---- Records provided

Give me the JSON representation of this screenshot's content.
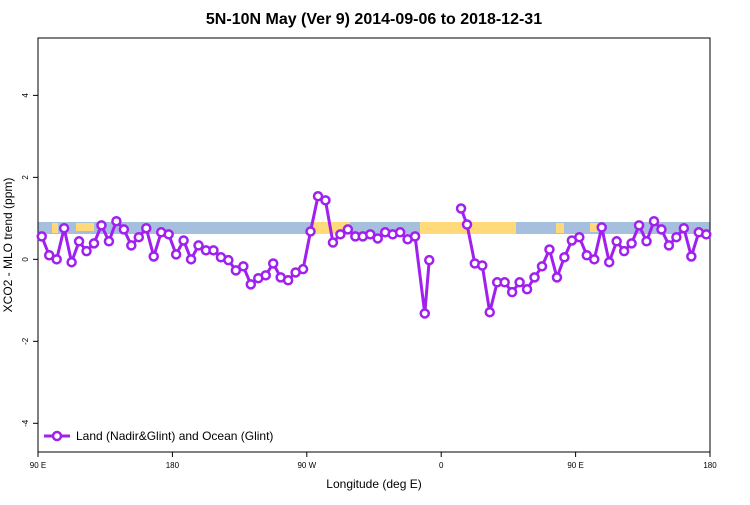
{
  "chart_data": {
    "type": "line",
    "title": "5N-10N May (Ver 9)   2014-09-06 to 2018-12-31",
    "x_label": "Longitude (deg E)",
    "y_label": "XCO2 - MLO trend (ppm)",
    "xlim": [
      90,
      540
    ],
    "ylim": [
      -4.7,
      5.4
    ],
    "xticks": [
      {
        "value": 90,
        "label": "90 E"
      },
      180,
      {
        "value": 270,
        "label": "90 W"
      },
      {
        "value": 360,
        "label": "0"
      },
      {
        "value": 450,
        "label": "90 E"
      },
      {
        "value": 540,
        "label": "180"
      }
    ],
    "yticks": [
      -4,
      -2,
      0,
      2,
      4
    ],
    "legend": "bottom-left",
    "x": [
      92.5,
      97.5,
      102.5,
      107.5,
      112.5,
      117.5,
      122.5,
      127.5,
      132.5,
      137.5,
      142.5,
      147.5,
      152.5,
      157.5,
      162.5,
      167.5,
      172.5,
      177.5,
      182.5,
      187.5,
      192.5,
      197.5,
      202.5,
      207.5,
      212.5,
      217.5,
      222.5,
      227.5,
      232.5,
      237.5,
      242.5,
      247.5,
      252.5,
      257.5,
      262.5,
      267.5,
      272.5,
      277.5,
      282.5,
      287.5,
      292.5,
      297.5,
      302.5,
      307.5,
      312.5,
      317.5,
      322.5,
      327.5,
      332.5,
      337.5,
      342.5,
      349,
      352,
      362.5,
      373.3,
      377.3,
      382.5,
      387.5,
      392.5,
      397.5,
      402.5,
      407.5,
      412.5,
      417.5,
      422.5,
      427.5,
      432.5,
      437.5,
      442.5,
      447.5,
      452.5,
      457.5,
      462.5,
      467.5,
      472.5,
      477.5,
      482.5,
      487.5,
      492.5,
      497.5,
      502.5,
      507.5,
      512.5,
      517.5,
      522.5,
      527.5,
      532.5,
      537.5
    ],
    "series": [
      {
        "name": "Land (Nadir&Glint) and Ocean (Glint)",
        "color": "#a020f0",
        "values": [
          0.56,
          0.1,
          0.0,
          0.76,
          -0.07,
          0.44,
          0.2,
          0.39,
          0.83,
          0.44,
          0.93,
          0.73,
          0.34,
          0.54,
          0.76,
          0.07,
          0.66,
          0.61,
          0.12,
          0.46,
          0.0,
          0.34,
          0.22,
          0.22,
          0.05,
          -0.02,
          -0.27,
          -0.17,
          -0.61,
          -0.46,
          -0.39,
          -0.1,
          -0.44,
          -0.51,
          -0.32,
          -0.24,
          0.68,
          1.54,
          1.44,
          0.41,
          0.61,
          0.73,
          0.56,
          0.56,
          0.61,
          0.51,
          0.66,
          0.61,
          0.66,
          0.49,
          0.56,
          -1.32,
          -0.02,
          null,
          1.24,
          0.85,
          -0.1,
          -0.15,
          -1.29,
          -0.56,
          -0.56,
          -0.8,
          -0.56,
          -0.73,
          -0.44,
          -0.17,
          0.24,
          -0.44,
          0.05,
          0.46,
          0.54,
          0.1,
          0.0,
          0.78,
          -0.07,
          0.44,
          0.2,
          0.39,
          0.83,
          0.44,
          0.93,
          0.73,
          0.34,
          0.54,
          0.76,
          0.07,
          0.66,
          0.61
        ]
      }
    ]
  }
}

--------
---- Records provided

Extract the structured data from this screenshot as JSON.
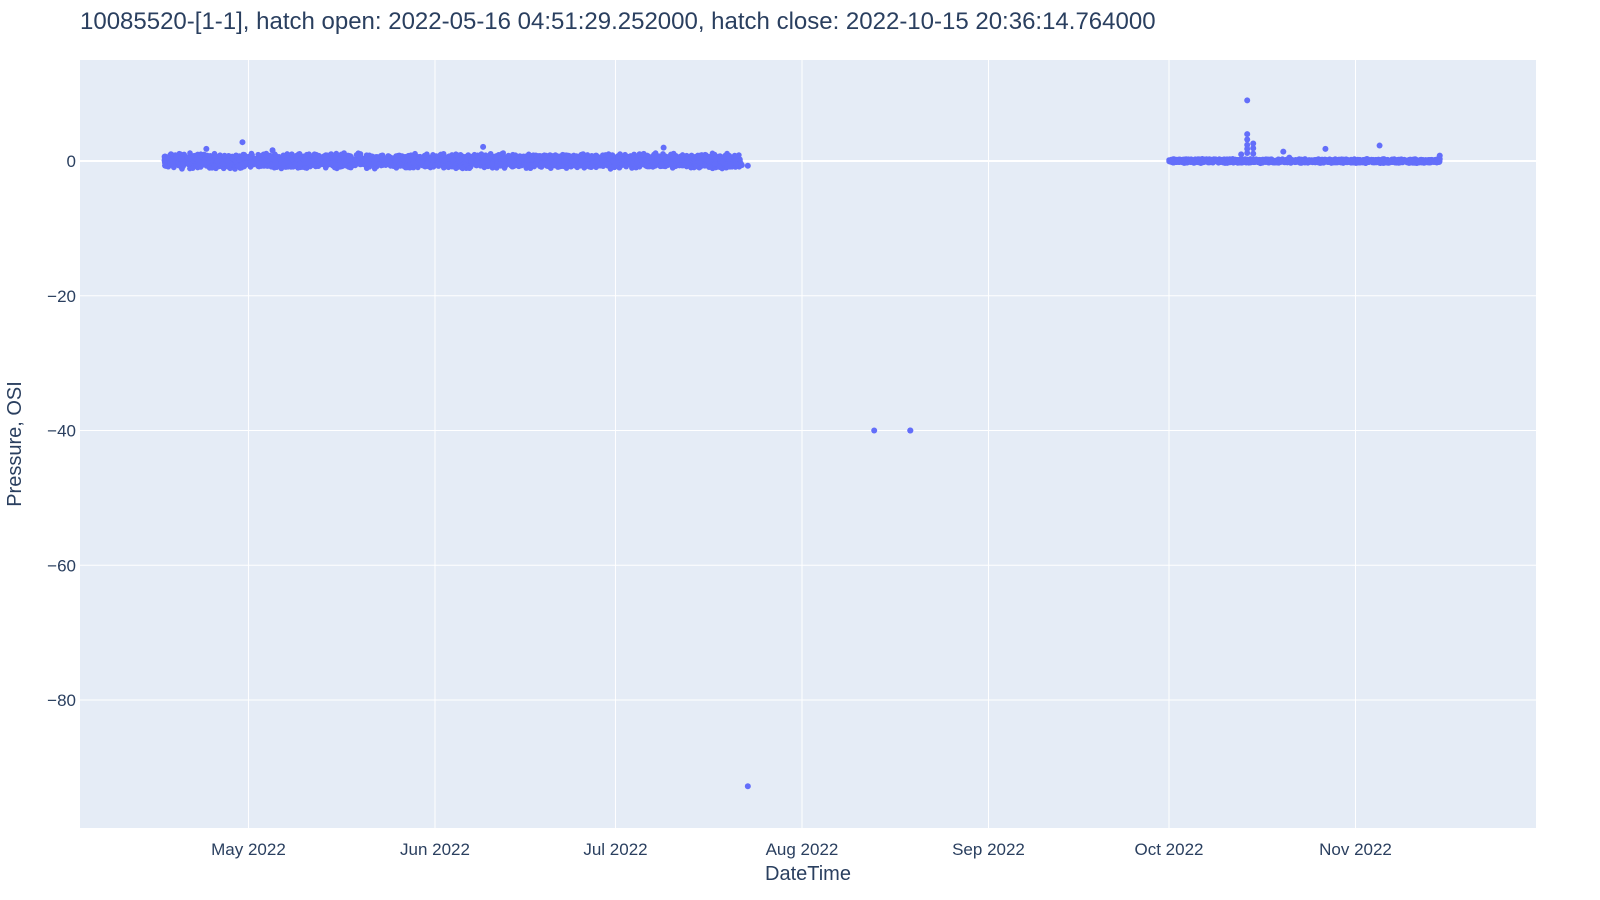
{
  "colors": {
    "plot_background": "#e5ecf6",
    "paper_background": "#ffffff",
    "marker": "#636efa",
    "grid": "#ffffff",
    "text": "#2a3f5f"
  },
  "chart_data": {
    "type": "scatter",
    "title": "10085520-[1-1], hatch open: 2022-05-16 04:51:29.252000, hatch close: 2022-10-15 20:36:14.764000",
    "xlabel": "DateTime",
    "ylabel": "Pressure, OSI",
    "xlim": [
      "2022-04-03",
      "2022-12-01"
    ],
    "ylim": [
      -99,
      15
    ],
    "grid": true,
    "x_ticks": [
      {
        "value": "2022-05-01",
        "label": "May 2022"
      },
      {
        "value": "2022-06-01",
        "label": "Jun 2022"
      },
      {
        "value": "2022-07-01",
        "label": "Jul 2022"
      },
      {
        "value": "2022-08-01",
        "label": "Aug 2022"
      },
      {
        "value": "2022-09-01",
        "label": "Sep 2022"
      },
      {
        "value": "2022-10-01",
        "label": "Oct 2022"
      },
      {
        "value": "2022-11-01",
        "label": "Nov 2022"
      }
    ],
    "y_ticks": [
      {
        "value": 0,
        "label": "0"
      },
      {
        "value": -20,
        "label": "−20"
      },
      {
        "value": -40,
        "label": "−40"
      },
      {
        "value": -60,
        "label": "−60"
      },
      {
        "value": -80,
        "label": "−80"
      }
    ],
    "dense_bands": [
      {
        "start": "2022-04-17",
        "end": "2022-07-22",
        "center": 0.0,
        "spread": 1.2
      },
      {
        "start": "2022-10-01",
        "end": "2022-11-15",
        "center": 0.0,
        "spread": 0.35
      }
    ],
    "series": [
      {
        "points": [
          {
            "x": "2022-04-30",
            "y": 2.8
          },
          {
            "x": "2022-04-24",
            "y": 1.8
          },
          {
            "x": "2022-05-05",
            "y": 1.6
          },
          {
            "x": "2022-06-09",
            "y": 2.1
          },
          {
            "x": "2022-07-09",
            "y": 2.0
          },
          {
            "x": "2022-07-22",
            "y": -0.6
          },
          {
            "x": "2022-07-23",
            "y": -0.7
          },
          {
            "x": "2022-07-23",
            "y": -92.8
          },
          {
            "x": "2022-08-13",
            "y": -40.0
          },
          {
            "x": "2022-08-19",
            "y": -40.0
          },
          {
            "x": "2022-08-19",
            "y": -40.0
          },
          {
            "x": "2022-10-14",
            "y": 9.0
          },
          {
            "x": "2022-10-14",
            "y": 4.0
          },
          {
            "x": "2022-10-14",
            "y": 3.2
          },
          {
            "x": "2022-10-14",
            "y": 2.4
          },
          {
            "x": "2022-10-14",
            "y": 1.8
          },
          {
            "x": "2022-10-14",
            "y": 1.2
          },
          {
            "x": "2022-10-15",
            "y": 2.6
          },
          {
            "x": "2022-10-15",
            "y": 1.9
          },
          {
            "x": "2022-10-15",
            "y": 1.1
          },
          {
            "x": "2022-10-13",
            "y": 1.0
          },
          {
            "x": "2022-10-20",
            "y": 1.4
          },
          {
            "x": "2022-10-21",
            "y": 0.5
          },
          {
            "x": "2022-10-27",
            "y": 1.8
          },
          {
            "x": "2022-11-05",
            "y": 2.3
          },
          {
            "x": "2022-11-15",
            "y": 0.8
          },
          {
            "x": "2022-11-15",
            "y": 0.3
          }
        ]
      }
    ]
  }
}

--------

• **Challenge**: Your answer should be a single number: the count of lines in the entries that contain the word "screenshot".

• **Result of the exercise**: 2